_GOAL OF THE EXERCISE_. Your task is to copy each line of the material that holds the word "this".

_ENTRIES PROVIDED_.
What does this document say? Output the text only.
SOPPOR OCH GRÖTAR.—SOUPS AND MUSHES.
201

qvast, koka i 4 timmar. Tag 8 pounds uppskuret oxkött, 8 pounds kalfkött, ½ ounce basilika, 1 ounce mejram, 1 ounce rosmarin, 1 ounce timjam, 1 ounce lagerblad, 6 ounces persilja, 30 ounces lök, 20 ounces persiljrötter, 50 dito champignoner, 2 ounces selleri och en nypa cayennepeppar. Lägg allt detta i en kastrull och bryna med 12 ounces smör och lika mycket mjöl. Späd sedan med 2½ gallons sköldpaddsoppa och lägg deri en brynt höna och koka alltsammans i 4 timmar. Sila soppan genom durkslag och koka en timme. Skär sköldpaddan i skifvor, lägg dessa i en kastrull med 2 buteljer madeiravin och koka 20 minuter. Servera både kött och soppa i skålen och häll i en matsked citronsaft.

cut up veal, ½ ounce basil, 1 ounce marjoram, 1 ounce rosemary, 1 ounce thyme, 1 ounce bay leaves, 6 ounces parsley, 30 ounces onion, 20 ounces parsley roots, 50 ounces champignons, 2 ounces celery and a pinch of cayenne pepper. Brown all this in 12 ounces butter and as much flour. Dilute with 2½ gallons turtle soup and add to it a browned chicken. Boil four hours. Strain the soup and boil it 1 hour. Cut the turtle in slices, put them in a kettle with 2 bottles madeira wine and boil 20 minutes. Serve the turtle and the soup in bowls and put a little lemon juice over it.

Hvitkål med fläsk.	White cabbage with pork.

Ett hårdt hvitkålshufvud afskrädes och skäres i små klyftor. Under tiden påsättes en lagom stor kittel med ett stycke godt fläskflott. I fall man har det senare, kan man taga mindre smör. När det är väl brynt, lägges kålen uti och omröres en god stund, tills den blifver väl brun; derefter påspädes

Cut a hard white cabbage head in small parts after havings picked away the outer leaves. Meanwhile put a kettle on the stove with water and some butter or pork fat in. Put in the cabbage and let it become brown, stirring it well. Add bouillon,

_OUTPUT OF THE EXERCISE_.
What does this document say? Output the text only.
cut up veal, ½ ounce basil, 1 ounce marjoram, 1 ounce rosemary, 1 ounce thyme, 1 ounce bay leaves, 6 ounces parsley, 30 ounces onion, 20 ounces parsley roots, 50 ounces champignons, 2 ounces celery and a pinch of cayenne pepper. Brown all this in 12 ounces butter and as much flour. Dilute with 2½ gallons turtle soup and add to it a browned chicken. Boil four hours. Strain the soup and boil it 1 hour. Cut the turtle in slices, put them in a kettle with 2 bottles madeira wine and boil 20 minutes. Serve the turtle and the soup in bowls and put a little lemon juice over it.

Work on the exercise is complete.